▸ **Aim of the exercise**
Transcribe the records below exactly.

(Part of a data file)
====================
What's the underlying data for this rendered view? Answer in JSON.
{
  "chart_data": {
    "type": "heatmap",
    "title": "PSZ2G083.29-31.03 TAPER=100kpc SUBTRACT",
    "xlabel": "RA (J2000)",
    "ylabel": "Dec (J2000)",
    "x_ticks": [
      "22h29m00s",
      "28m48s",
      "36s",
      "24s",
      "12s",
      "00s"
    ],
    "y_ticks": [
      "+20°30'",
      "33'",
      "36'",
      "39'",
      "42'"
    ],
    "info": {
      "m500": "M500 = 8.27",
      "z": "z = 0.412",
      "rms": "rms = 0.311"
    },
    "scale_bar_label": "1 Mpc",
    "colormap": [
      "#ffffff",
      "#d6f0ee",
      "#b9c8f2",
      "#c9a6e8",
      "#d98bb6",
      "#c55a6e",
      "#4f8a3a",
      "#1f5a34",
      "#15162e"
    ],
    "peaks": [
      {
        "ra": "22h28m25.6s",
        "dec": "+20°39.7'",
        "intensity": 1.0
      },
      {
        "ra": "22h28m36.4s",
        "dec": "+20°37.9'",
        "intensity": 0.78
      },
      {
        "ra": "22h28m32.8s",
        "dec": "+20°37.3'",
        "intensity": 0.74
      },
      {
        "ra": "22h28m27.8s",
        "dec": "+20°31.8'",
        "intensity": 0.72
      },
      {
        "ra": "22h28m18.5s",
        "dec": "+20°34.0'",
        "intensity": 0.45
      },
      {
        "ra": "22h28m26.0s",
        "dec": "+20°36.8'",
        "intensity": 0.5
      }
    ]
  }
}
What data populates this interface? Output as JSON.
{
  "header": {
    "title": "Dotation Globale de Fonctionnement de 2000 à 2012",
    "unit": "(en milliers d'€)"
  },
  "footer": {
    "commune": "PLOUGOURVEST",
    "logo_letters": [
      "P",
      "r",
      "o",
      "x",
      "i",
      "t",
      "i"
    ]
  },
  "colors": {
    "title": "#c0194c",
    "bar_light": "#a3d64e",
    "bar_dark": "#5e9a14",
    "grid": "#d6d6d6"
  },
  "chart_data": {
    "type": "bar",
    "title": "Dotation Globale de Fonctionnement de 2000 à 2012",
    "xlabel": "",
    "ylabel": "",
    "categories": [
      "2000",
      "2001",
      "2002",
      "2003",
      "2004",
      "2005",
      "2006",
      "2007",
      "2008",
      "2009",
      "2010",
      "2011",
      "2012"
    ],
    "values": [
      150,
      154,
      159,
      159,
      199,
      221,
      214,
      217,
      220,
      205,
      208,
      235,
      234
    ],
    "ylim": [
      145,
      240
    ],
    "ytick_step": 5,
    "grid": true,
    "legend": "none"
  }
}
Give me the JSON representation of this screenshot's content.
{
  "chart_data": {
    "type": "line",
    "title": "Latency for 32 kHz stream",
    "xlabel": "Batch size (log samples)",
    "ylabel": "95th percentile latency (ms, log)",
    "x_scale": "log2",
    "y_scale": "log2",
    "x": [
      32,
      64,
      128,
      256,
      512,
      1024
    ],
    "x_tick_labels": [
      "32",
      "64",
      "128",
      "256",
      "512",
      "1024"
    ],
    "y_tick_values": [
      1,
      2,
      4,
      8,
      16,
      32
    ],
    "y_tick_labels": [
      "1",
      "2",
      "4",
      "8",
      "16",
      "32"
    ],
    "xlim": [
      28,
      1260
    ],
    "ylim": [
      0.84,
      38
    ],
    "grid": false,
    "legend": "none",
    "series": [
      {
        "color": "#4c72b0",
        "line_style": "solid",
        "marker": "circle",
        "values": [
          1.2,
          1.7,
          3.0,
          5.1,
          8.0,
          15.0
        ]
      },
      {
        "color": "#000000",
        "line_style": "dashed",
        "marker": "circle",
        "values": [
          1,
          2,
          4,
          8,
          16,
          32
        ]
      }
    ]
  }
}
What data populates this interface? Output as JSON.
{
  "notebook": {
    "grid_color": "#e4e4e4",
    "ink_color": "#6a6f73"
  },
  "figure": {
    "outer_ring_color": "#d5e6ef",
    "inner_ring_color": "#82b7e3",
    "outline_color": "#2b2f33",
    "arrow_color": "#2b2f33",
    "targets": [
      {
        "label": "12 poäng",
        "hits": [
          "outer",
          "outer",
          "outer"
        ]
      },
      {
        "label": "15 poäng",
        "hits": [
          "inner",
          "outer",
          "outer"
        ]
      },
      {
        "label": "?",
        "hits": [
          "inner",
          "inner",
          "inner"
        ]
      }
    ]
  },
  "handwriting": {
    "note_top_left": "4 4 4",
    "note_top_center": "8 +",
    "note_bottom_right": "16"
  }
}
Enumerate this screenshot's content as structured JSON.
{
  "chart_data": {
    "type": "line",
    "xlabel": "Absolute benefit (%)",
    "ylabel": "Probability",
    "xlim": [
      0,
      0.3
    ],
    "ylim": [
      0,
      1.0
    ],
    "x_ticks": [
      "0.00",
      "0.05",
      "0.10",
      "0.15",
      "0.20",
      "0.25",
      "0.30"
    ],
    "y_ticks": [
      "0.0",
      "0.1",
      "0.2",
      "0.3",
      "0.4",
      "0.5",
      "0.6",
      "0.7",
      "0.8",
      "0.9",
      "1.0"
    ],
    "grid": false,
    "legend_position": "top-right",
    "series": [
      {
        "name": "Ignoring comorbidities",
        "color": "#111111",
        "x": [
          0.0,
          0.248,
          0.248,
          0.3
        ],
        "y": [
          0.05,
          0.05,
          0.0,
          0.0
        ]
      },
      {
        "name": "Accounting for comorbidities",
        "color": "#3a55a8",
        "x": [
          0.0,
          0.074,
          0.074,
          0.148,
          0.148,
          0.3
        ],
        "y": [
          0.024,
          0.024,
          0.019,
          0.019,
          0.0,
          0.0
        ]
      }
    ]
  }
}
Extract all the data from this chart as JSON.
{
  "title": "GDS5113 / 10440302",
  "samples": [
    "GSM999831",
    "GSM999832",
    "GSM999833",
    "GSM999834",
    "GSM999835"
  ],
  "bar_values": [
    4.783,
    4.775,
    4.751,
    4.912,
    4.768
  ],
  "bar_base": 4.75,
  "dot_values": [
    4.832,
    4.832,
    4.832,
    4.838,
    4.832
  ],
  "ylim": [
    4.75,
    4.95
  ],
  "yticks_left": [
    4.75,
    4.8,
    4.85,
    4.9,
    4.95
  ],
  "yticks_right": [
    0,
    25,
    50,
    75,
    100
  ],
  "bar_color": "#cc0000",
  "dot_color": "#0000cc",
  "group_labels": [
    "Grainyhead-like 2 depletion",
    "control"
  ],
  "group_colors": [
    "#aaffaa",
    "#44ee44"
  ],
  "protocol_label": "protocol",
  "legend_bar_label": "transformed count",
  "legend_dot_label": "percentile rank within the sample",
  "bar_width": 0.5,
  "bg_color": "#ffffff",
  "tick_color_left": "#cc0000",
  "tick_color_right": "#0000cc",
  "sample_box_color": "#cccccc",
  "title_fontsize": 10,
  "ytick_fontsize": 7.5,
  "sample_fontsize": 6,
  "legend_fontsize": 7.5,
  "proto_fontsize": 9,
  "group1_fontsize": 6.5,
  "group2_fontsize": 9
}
====================
▸ **Exercise solution**
What's the underlying data for this rendered view? Answer in JSON.
{
  "chart_data": {
    "type": "heatmap",
    "title": "PSZ2G083.29-31.03 TAPER=100kpc SUBTRACT",
    "xlabel": "RA (J2000)",
    "ylabel": "Dec (J2000)",
    "x_ticks": [
      "22h29m00s",
      "28m48s",
      "36s",
      "24s",
      "12s",
      "00s"
    ],
    "y_ticks": [
      "+20°30'",
      "33'",
      "36'",
      "39'",
      "42'"
    ],
    "info": {
      "m500": "M500 = 8.27",
      "z": "z = 0.412",
      "rms": "rms = 0.311"
    },
    "scale_bar_label": "1 Mpc",
    "colormap": [
      "#ffffff",
      "#d6f0ee",
      "#b9c8f2",
      "#c9a6e8",
      "#d98bb6",
      "#c55a6e",
      "#4f8a3a",
      "#1f5a34",
      "#15162e"
    ],
    "peaks": [
      {
        "ra": "22h28m25.6s",
        "dec": "+20°39.7'",
        "intensity": 1.0
      },
      {
        "ra": "22h28m36.4s",
        "dec": "+20°37.9'",
        "intensity": 0.78
      },
      {
        "ra": "22h28m32.8s",
        "dec": "+20°37.3'",
        "intensity": 0.74
      },
      {
        "ra": "22h28m27.8s",
        "dec": "+20°31.8'",
        "intensity": 0.72
      },
      {
        "ra": "22h28m18.5s",
        "dec": "+20°34.0'",
        "intensity": 0.45
      },
      {
        "ra": "22h28m26.0s",
        "dec": "+20°36.8'",
        "intensity": 0.5
      }
    ]
  }
}
What data populates this interface? Output as JSON.
{
  "header": {
    "title": "Dotation Globale de Fonctionnement de 2000 à 2012",
    "unit": "(en milliers d'€)"
  },
  "footer": {
    "commune": "PLOUGOURVEST",
    "logo_letters": [
      "P",
      "r",
      "o",
      "x",
      "i",
      "t",
      "i"
    ]
  },
  "colors": {
    "title": "#c0194c",
    "bar_light": "#a3d64e",
    "bar_dark": "#5e9a14",
    "grid": "#d6d6d6"
  },
  "chart_data": {
    "type": "bar",
    "title": "Dotation Globale de Fonctionnement de 2000 à 2012",
    "xlabel": "",
    "ylabel": "",
    "categories": [
      "2000",
      "2001",
      "2002",
      "2003",
      "2004",
      "2005",
      "2006",
      "2007",
      "2008",
      "2009",
      "2010",
      "2011",
      "2012"
    ],
    "values": [
      150,
      154,
      159,
      159,
      199,
      221,
      214,
      217,
      220,
      205,
      208,
      235,
      234
    ],
    "ylim": [
      145,
      240
    ],
    "ytick_step": 5,
    "grid": true,
    "legend": "none"
  }
}
Give me the JSON representation of this screenshot's content.
{
  "chart_data": {
    "type": "line",
    "title": "Latency for 32 kHz stream",
    "xlabel": "Batch size (log samples)",
    "ylabel": "95th percentile latency (ms, log)",
    "x_scale": "log2",
    "y_scale": "log2",
    "x": [
      32,
      64,
      128,
      256,
      512,
      1024
    ],
    "x_tick_labels": [
      "32",
      "64",
      "128",
      "256",
      "512",
      "1024"
    ],
    "y_tick_values": [
      1,
      2,
      4,
      8,
      16,
      32
    ],
    "y_tick_labels": [
      "1",
      "2",
      "4",
      "8",
      "16",
      "32"
    ],
    "xlim": [
      28,
      1260
    ],
    "ylim": [
      0.84,
      38
    ],
    "grid": false,
    "legend": "none",
    "series": [
      {
        "color": "#4c72b0",
        "line_style": "solid",
        "marker": "circle",
        "values": [
          1.2,
          1.7,
          3.0,
          5.1,
          8.0,
          15.0
        ]
      },
      {
        "color": "#000000",
        "line_style": "dashed",
        "marker": "circle",
        "values": [
          1,
          2,
          4,
          8,
          16,
          32
        ]
      }
    ]
  }
}
What data populates this interface? Output as JSON.
{
  "notebook": {
    "grid_color": "#e4e4e4",
    "ink_color": "#6a6f73"
  },
  "figure": {
    "outer_ring_color": "#d5e6ef",
    "inner_ring_color": "#82b7e3",
    "outline_color": "#2b2f33",
    "arrow_color": "#2b2f33",
    "targets": [
      {
        "label": "12 poäng",
        "hits": [
          "outer",
          "outer",
          "outer"
        ]
      },
      {
        "label": "15 poäng",
        "hits": [
          "inner",
          "outer",
          "outer"
        ]
      },
      {
        "label": "?",
        "hits": [
          "inner",
          "inner",
          "inner"
        ]
      }
    ]
  },
  "handwriting": {
    "note_top_left": "4 4 4",
    "note_top_center": "8 +",
    "note_bottom_right": "16"
  }
}
Enumerate this screenshot's content as structured JSON.
{
  "chart_data": {
    "type": "line",
    "xlabel": "Absolute benefit (%)",
    "ylabel": "Probability",
    "xlim": [
      0,
      0.3
    ],
    "ylim": [
      0,
      1.0
    ],
    "x_ticks": [
      "0.00",
      "0.05",
      "0.10",
      "0.15",
      "0.20",
      "0.25",
      "0.30"
    ],
    "y_ticks": [
      "0.0",
      "0.1",
      "0.2",
      "0.3",
      "0.4",
      "0.5",
      "0.6",
      "0.7",
      "0.8",
      "0.9",
      "1.0"
    ],
    "grid": false,
    "legend_position": "top-right",
    "series": [
      {
        "name": "Ignoring comorbidities",
        "color": "#111111",
        "x": [
          0.0,
          0.248,
          0.248,
          0.3
        ],
        "y": [
          0.05,
          0.05,
          0.0,
          0.0
        ]
      },
      {
        "name": "Accounting for comorbidities",
        "color": "#3a55a8",
        "x": [
          0.0,
          0.074,
          0.074,
          0.148,
          0.148,
          0.3
        ],
        "y": [
          0.024,
          0.024,
          0.019,
          0.019,
          0.0,
          0.0
        ]
      }
    ]
  }
}
Extract all the data from this chart as JSON.
{
  "title": "GDS5113 / 10440302",
  "samples": [
    "GSM999831",
    "GSM999832",
    "GSM999833",
    "GSM999834",
    "GSM999835"
  ],
  "bar_values": [
    4.783,
    4.775,
    4.751,
    4.912,
    4.768
  ],
  "bar_base": 4.75,
  "dot_values": [
    4.832,
    4.832,
    4.832,
    4.838,
    4.832
  ],
  "ylim": [
    4.75,
    4.95
  ],
  "yticks_left": [
    4.75,
    4.8,
    4.85,
    4.9,
    4.95
  ],
  "yticks_right": [
    0,
    25,
    50,
    75,
    100
  ],
  "bar_color": "#cc0000",
  "dot_color": "#0000cc",
  "group_labels": [
    "Grainyhead-like 2 depletion",
    "control"
  ],
  "group_colors": [
    "#aaffaa",
    "#44ee44"
  ],
  "protocol_label": "protocol",
  "legend_bar_label": "transformed count",
  "legend_dot_label": "percentile rank within the sample",
  "bar_width": 0.5,
  "bg_color": "#ffffff",
  "tick_color_left": "#cc0000",
  "tick_color_right": "#0000cc",
  "sample_box_color": "#cccccc",
  "title_fontsize": 10,
  "ytick_fontsize": 7.5,
  "sample_fontsize": 6,
  "legend_fontsize": 7.5,
  "proto_fontsize": 9,
  "group1_fontsize": 6.5,
  "group2_fontsize": 9
}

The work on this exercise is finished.